TASK PROMPT — Read the records below and copy each line that contains "поля".

Records
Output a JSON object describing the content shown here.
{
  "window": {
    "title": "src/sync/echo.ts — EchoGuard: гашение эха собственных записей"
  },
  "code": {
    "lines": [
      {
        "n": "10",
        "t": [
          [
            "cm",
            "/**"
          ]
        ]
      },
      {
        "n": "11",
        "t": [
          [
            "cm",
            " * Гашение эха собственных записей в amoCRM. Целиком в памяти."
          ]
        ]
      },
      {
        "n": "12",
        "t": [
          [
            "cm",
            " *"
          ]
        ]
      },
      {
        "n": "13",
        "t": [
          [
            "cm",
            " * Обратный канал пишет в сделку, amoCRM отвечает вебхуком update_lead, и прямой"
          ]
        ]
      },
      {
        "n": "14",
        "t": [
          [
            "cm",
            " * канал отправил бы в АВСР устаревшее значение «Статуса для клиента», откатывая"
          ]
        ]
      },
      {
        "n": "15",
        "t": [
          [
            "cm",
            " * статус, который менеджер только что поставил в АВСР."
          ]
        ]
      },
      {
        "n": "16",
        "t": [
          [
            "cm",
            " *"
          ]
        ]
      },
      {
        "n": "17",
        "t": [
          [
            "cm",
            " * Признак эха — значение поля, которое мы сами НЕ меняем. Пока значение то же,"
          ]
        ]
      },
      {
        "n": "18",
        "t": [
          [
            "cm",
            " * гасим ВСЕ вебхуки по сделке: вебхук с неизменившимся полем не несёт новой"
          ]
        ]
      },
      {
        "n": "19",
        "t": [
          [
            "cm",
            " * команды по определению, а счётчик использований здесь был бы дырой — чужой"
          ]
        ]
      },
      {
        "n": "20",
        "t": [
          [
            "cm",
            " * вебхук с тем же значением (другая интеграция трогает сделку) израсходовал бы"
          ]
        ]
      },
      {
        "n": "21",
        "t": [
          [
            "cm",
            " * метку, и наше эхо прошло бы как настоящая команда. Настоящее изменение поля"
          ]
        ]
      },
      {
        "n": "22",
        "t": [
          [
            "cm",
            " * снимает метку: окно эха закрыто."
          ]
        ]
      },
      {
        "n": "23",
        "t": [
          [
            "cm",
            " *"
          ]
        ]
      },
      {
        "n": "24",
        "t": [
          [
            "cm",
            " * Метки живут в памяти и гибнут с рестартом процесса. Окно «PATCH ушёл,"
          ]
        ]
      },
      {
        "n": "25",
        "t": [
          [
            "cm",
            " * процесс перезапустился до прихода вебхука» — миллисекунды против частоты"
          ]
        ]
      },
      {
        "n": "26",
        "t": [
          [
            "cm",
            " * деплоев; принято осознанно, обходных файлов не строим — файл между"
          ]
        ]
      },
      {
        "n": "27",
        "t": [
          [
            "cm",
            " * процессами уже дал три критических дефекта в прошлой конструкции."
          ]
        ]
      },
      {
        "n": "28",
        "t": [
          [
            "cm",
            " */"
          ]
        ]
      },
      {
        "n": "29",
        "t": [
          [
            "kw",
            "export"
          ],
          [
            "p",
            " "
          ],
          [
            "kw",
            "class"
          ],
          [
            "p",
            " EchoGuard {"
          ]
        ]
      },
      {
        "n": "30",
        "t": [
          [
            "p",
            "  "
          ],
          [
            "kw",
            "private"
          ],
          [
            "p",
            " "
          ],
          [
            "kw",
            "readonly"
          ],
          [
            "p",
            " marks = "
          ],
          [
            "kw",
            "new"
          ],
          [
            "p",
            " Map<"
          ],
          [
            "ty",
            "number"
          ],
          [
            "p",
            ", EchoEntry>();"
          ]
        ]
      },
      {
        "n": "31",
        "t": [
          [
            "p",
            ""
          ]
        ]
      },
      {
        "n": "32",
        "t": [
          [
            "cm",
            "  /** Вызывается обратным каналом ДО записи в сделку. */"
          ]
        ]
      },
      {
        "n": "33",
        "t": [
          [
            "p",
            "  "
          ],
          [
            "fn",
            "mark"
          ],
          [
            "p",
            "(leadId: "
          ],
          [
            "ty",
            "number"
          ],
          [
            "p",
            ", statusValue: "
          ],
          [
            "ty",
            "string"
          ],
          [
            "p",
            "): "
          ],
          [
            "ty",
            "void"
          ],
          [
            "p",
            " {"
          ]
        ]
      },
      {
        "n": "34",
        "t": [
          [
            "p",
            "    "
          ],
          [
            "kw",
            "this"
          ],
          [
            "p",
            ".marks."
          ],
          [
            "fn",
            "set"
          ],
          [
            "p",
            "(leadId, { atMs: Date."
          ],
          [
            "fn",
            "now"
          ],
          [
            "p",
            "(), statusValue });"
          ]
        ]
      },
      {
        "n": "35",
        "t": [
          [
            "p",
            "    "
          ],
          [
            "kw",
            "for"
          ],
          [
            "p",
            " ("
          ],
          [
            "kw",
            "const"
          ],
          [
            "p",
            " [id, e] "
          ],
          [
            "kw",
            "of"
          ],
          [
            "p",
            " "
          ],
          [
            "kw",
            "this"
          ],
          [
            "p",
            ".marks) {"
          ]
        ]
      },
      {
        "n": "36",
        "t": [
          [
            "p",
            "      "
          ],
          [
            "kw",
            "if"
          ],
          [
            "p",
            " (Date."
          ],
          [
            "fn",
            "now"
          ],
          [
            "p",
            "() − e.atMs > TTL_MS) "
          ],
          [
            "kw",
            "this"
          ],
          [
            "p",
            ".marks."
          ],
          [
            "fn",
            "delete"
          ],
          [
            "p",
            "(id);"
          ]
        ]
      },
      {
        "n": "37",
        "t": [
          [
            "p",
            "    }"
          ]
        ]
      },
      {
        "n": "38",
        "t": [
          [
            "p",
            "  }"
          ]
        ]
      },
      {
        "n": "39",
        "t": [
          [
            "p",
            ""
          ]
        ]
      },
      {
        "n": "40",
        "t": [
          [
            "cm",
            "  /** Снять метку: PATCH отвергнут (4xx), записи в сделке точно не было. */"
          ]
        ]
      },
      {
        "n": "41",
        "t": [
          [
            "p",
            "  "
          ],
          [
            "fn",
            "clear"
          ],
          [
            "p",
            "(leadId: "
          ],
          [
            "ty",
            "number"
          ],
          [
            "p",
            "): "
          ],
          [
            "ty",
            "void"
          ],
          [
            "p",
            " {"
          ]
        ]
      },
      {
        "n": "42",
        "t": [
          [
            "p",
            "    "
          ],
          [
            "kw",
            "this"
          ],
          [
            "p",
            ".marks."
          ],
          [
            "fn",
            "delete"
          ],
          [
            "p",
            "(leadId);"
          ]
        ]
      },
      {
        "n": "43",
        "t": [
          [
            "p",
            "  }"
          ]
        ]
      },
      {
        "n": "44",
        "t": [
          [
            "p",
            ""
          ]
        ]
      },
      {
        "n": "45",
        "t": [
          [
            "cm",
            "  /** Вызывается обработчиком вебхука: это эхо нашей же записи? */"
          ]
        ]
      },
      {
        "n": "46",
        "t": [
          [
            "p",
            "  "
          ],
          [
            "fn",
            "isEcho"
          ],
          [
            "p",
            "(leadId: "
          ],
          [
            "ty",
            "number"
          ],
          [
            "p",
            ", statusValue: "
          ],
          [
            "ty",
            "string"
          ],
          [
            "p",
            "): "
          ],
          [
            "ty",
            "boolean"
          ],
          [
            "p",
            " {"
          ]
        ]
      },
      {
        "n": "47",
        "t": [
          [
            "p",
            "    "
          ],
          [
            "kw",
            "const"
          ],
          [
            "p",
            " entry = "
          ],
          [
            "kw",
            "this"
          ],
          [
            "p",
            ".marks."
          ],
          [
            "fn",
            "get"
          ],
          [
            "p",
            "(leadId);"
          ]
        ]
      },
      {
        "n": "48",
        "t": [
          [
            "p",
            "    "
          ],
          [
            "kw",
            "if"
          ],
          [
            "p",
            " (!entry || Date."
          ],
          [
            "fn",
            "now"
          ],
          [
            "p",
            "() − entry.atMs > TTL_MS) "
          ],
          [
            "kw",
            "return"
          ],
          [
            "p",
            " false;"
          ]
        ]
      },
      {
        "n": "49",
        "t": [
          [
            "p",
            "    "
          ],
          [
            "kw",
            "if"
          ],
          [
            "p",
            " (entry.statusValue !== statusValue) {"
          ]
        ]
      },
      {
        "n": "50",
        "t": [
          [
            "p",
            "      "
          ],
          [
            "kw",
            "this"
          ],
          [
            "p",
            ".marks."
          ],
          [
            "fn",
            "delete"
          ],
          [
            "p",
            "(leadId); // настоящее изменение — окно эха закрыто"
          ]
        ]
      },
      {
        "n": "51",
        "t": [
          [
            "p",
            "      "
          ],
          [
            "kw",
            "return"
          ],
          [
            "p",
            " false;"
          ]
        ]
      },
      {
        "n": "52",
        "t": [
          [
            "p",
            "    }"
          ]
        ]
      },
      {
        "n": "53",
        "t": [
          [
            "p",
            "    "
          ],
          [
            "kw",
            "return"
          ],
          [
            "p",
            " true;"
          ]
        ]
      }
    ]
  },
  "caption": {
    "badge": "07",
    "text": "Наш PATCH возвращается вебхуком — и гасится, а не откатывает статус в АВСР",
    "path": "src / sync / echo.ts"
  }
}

WORKED SOLUTION —
            " * Признак эха — значение поля, которое мы сами НЕ меняем. Пока значение то же,"
            " * метку, и наше эхо прошло бы как настоящая команда. Настоящее изменение поля"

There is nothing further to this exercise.